───── Extrait du texte ─────
L'épreuve de Dominique de Villepin

Publié le par Adriana EVANGELIZT

L'épreuve

par Catherine Pégard

Le CPE devait être l'arme fatale du Premier ministre pour faire baisser le chômage et l'ériger en présidentiable. Mais l'effet boomerang n'a pas tardé : les étudiants s'opposent, la majorité se divise, les pires scénarios s'écrivent...

Ce samedi 11 mars, Jean-François Copé est à Hongkong en voyage officiel. Le ministre du Budget déjeune avec le Chinois le plus riche du monde, Li Ka-shing, qui a racheté en 2005 le groupe de parfumerie Marionnaud. A sa stupéfaction, le milliardaire hongkongais, qui voudrait s'implanter davantage en France, pour lui « une terre de mission », lui parle très longuement du CPE. Il explique que cette réforme va dans le bon sens, qu'il attend que la France casse ses rigidités pour être plus attractive. Sur la messagerie du téléphone portable de Jean-François Copé, qui est aussi le porte-parole du gouvernement, les appels s'amoncellent. Les radios matinales - il est sept heures plus tôt à Paris - cherchent à obtenir sa réaction à l'occupation de la Sorbonne par les étudiants. A l'autre bout du monde, le ministre a un peu le tournis. Il vit en condensé le paradoxe que Dominique de Villepin ne cesse de dénoncer : le Premier ministre est convaincu qu'il se heurte à une société bloquée qui n'a plus du tout les moyens de l'être.
─────
Exercice proposé 1
Répondez à ces questions à partir de l'article sur Dominique de Villepin.
(a) Qui signe l'article ?
(b) Quel groupe Li Ka-shing a-t-il racheté en 2005 ?
(c) Quel décalage horaire sépare Hongkong de Paris ?
───── Données de l'exercice ─────
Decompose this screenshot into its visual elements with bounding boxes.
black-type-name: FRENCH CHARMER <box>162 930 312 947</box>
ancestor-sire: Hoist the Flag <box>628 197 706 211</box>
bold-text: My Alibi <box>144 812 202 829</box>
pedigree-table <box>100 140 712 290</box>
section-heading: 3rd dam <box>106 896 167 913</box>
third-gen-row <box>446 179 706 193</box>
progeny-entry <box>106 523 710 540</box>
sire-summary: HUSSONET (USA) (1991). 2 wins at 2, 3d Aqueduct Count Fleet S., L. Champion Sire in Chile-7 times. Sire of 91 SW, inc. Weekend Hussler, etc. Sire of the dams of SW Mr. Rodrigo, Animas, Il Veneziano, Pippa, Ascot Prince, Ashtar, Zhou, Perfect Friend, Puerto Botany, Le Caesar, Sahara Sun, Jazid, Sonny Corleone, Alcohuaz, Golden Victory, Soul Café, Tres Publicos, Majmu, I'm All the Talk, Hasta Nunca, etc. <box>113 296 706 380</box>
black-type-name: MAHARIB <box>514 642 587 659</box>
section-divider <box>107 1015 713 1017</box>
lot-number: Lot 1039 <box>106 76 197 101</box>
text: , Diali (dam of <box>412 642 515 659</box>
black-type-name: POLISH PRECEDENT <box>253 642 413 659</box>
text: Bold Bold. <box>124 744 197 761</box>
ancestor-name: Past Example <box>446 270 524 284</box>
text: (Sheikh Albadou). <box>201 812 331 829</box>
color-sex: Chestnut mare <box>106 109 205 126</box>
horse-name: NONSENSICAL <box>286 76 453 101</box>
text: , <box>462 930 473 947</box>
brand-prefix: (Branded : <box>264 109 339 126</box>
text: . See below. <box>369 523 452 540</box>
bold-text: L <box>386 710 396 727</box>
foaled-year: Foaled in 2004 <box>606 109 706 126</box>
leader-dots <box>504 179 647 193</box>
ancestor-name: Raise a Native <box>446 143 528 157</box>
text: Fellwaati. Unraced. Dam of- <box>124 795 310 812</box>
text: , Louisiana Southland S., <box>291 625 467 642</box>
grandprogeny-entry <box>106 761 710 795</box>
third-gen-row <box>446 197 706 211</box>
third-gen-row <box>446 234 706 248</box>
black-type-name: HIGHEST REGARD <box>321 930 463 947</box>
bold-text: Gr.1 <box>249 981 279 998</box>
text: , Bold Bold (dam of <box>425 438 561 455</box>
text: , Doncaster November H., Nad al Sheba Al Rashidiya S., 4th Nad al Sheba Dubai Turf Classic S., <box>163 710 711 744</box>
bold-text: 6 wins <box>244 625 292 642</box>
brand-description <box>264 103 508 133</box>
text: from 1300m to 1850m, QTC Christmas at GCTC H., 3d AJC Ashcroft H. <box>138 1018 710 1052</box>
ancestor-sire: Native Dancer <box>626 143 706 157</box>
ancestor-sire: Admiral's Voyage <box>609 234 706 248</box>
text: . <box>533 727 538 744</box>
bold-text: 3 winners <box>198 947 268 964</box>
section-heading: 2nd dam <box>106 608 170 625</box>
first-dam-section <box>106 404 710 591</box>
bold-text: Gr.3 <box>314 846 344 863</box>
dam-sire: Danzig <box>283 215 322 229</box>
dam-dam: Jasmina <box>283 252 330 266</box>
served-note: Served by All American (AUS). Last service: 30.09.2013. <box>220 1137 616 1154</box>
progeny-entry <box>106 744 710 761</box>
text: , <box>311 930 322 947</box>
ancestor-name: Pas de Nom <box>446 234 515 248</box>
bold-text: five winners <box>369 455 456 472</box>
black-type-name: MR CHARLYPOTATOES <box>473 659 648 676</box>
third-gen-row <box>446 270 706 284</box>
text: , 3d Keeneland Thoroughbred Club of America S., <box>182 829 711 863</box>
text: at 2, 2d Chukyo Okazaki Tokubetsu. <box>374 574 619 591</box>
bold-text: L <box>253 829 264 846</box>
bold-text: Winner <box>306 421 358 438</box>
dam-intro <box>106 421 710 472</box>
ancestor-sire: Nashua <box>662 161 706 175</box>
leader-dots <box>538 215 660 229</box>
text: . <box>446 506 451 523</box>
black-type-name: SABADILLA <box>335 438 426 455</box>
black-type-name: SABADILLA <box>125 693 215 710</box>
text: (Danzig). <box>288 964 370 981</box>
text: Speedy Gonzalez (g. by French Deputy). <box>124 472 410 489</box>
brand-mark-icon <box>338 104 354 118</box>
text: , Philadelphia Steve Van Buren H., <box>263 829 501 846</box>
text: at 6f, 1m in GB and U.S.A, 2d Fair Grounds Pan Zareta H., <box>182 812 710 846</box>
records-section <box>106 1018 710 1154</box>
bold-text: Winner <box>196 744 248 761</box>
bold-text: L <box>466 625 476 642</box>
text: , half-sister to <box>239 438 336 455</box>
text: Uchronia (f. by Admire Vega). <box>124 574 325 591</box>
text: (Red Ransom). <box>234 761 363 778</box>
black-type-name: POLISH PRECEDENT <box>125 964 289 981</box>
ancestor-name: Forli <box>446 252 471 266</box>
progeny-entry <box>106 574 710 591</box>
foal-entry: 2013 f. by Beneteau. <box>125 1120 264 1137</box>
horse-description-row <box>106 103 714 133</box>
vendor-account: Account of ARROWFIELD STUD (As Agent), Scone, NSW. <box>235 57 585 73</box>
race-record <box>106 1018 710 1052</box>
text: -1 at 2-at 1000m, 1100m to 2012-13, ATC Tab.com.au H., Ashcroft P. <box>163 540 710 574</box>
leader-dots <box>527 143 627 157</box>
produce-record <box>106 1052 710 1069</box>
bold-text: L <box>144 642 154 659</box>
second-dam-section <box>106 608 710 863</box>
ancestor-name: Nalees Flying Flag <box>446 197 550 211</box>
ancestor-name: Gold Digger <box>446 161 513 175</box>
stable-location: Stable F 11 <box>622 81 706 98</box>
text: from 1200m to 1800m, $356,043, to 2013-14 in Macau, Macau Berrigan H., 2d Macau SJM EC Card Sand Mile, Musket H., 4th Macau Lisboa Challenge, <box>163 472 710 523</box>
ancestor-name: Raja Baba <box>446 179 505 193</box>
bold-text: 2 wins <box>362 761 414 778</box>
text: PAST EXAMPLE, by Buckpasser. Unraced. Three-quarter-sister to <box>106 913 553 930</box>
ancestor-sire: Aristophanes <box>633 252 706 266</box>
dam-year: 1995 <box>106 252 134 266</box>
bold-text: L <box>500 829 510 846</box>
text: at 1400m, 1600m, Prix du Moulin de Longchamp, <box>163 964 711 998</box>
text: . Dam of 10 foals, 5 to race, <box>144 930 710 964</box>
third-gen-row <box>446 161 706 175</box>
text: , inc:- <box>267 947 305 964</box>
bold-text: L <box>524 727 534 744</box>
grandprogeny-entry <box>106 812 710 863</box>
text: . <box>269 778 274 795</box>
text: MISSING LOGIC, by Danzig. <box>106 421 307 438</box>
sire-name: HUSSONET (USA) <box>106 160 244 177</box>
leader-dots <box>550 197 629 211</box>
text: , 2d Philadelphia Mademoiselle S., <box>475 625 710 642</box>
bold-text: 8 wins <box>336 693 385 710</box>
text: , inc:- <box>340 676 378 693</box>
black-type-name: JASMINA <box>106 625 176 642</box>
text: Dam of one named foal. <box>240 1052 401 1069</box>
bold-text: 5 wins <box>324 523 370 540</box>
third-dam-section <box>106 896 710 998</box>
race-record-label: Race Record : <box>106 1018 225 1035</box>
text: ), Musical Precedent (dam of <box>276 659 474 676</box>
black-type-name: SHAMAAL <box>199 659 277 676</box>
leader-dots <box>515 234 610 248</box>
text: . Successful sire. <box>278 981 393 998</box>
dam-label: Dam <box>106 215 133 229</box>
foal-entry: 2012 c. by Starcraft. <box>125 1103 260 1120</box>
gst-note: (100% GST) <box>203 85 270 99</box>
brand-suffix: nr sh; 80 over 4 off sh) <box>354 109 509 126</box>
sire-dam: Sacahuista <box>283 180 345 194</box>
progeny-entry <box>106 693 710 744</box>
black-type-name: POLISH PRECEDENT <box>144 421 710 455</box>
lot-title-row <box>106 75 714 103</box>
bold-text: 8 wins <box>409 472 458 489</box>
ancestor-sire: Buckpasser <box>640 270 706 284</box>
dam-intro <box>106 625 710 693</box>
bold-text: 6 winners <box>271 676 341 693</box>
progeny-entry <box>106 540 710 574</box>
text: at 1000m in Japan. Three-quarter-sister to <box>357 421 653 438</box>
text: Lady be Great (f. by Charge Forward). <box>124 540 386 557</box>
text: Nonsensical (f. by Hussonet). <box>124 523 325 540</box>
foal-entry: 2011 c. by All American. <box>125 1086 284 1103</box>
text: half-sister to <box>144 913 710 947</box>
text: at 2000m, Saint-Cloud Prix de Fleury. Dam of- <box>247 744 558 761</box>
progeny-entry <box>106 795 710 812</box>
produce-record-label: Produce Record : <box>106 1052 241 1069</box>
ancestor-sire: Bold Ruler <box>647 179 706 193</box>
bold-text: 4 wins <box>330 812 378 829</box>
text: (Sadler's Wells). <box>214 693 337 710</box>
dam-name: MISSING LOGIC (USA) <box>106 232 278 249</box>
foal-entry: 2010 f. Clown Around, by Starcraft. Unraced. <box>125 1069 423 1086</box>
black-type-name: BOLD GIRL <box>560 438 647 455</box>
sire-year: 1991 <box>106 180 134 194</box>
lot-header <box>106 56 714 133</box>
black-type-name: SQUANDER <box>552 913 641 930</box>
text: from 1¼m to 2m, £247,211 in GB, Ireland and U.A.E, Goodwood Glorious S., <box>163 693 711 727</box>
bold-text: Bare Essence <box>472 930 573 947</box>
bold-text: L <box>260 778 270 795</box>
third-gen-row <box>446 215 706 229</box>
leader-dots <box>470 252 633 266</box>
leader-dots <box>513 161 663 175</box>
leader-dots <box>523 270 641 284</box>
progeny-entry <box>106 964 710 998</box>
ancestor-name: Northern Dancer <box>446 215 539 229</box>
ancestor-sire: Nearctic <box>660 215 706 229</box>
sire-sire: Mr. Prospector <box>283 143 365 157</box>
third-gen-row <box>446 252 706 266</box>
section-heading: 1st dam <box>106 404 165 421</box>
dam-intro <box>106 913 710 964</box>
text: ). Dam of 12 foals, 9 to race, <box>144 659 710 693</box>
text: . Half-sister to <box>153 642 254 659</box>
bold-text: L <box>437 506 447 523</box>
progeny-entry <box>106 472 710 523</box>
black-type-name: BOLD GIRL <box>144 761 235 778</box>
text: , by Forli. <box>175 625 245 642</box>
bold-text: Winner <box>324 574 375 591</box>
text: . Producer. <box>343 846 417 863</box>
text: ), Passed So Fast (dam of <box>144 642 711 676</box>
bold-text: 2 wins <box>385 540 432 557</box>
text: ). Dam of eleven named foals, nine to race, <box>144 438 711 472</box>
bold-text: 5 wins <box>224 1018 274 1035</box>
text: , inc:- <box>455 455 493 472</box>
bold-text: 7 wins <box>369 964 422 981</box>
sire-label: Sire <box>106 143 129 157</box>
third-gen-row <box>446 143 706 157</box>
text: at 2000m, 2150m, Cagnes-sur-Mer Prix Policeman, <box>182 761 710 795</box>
─────
Exercice proposé 2
Citez mot pour mot les lignes des enregistrements, en partant de la première et en vous arrêtant après celle qui contient « third-gen-row <box>446 179 706 193</box> ».

Réponse attendue 1
(a) Catherine Pégard.
(b) Le groupe de parfumerie Marionnaud.
(c) Il est sept heures plus tôt à Paris.

Réponse attendue 2
Decompose this screenshot into its visual elements with bounding boxes.
black-type-name: FRENCH CHARMER <box>162 930 312 947</box>
ancestor-sire: Hoist the Flag <box>628 197 706 211</box>
bold-text: My Alibi <box>144 812 202 829</box>
pedigree-table <box>100 140 712 290</box>
section-heading: 3rd dam <box>106 896 167 913</box>
third-gen-row <box>446 179 706 193</box>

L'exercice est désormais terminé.